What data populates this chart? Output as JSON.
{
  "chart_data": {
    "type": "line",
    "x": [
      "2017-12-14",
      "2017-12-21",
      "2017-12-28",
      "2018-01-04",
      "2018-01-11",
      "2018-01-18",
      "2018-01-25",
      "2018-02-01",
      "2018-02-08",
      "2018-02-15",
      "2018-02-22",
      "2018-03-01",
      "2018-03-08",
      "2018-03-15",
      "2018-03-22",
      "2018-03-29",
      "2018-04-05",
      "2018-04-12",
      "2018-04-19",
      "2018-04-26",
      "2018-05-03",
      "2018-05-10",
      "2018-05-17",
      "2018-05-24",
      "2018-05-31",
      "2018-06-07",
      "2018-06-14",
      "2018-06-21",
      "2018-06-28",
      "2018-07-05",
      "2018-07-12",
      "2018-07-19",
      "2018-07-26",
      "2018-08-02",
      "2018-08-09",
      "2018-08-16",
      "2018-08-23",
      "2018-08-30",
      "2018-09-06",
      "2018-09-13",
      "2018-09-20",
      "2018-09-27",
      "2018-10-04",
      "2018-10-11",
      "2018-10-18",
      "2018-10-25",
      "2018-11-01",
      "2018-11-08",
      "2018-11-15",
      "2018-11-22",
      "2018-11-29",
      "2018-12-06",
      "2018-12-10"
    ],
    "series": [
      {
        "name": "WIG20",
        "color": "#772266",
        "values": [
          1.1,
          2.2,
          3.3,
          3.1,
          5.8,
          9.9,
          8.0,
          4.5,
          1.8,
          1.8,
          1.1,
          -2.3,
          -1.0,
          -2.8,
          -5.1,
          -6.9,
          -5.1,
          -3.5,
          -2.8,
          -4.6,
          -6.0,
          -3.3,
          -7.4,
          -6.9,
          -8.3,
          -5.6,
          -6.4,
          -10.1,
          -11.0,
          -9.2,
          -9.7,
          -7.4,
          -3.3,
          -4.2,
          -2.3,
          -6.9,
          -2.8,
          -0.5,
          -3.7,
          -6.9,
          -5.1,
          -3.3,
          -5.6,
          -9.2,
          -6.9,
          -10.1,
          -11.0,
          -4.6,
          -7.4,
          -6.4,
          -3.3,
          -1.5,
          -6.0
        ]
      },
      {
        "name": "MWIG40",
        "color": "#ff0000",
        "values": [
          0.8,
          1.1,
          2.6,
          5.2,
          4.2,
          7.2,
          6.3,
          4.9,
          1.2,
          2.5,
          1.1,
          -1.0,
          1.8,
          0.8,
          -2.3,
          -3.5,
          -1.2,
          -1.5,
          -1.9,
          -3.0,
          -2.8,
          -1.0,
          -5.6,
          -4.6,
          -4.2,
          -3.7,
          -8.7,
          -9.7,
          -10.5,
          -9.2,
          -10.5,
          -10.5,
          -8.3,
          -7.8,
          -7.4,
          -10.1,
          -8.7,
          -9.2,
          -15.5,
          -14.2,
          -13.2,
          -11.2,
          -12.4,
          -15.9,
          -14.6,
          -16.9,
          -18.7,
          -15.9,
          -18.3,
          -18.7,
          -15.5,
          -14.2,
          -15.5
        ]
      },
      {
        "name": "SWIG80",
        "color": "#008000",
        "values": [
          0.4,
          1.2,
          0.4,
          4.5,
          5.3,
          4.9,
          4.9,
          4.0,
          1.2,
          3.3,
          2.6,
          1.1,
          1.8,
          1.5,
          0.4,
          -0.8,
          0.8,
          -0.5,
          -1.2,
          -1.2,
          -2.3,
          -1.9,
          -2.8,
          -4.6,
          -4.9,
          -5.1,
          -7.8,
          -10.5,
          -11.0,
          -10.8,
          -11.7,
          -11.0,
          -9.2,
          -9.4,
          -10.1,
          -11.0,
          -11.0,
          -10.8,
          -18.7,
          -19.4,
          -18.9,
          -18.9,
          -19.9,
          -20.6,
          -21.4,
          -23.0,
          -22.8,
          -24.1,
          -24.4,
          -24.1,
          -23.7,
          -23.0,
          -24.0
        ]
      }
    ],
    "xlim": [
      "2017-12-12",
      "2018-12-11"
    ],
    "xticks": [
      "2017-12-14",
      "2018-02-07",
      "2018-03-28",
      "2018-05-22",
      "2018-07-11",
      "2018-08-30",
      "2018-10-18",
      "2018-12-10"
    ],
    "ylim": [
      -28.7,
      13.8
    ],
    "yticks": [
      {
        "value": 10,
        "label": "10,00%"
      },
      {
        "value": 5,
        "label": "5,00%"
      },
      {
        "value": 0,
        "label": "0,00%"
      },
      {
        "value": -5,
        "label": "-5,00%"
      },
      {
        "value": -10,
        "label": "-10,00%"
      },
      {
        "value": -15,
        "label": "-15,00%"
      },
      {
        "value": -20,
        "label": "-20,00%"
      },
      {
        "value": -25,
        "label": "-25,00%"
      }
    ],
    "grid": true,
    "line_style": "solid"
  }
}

========================

Could you reproduce every record above exactly as it appears?

What data populates this chart? Output as JSON.
{
  "chart_data": {
    "type": "line",
    "x": [
      "2017-12-14",
      "2017-12-21",
      "2017-12-28",
      "2018-01-04",
      "2018-01-11",
      "2018-01-18",
      "2018-01-25",
      "2018-02-01",
      "2018-02-08",
      "2018-02-15",
      "2018-02-22",
      "2018-03-01",
      "2018-03-08",
      "2018-03-15",
      "2018-03-22",
      "2018-03-29",
      "2018-04-05",
      "2018-04-12",
      "2018-04-19",
      "2018-04-26",
      "2018-05-03",
      "2018-05-10",
      "2018-05-17",
      "2018-05-24",
      "2018-05-31",
      "2018-06-07",
      "2018-06-14",
      "2018-06-21",
      "2018-06-28",
      "2018-07-05",
      "2018-07-12",
      "2018-07-19",
      "2018-07-26",
      "2018-08-02",
      "2018-08-09",
      "2018-08-16",
      "2018-08-23",
      "2018-08-30",
      "2018-09-06",
      "2018-09-13",
      "2018-09-20",
      "2018-09-27",
      "2018-10-04",
      "2018-10-11",
      "2018-10-18",
      "2018-10-25",
      "2018-11-01",
      "2018-11-08",
      "2018-11-15",
      "2018-11-22",
      "2018-11-29",
      "2018-12-06",
      "2018-12-10"
    ],
    "series": [
      {
        "name": "WIG20",
        "color": "#772266",
        "values": [
          1.1,
          2.2,
          3.3,
          3.1,
          5.8,
          9.9,
          8.0,
          4.5,
          1.8,
          1.8,
          1.1,
          -2.3,
          -1.0,
          -2.8,
          -5.1,
          -6.9,
          -5.1,
          -3.5,
          -2.8,
          -4.6,
          -6.0,
          -3.3,
          -7.4,
          -6.9,
          -8.3,
          -5.6,
          -6.4,
          -10.1,
          -11.0,
          -9.2,
          -9.7,
          -7.4,
          -3.3,
          -4.2,
          -2.3,
          -6.9,
          -2.8,
          -0.5,
          -3.7,
          -6.9,
          -5.1,
          -3.3,
          -5.6,
          -9.2,
          -6.9,
          -10.1,
          -11.0,
          -4.6,
          -7.4,
          -6.4,
          -3.3,
          -1.5,
          -6.0
        ]
      },
      {
        "name": "MWIG40",
        "color": "#ff0000",
        "values": [
          0.8,
          1.1,
          2.6,
          5.2,
          4.2,
          7.2,
          6.3,
          4.9,
          1.2,
          2.5,
          1.1,
          -1.0,
          1.8,
          0.8,
          -2.3,
          -3.5,
          -1.2,
          -1.5,
          -1.9,
          -3.0,
          -2.8,
          -1.0,
          -5.6,
          -4.6,
          -4.2,
          -3.7,
          -8.7,
          -9.7,
          -10.5,
          -9.2,
          -10.5,
          -10.5,
          -8.3,
          -7.8,
          -7.4,
          -10.1,
          -8.7,
          -9.2,
          -15.5,
          -14.2,
          -13.2,
          -11.2,
          -12.4,
          -15.9,
          -14.6,
          -16.9,
          -18.7,
          -15.9,
          -18.3,
          -18.7,
          -15.5,
          -14.2,
          -15.5
        ]
      },
      {
        "name": "SWIG80",
        "color": "#008000",
        "values": [
          0.4,
          1.2,
          0.4,
          4.5,
          5.3,
          4.9,
          4.9,
          4.0,
          1.2,
          3.3,
          2.6,
          1.1,
          1.8,
          1.5,
          0.4,
          -0.8,
          0.8,
          -0.5,
          -1.2,
          -1.2,
          -2.3,
          -1.9,
          -2.8,
          -4.6,
          -4.9,
          -5.1,
          -7.8,
          -10.5,
          -11.0,
          -10.8,
          -11.7,
          -11.0,
          -9.2,
          -9.4,
          -10.1,
          -11.0,
          -11.0,
          -10.8,
          -18.7,
          -19.4,
          -18.9,
          -18.9,
          -19.9,
          -20.6,
          -21.4,
          -23.0,
          -22.8,
          -24.1,
          -24.4,
          -24.1,
          -23.7,
          -23.0,
          -24.0
        ]
      }
    ],
    "xlim": [
      "2017-12-12",
      "2018-12-11"
    ],
    "xticks": [
      "2017-12-14",
      "2018-02-07",
      "2018-03-28",
      "2018-05-22",
      "2018-07-11",
      "2018-08-30",
      "2018-10-18",
      "2018-12-10"
    ],
    "ylim": [
      -28.7,
      13.8
    ],
    "yticks": [
      {
        "value": 10,
        "label": "10,00%"
      },
      {
        "value": 5,
        "label": "5,00%"
      },
      {
        "value": 0,
        "label": "0,00%"
      },
      {
        "value": -5,
        "label": "-5,00%"
      },
      {
        "value": -10,
        "label": "-10,00%"
      },
      {
        "value": -15,
        "label": "-15,00%"
      },
      {
        "value": -20,
        "label": "-20,00%"
      },
      {
        "value": -25,
        "label": "-25,00%"
      }
    ],
    "grid": true,
    "line_style": "solid"
  }
}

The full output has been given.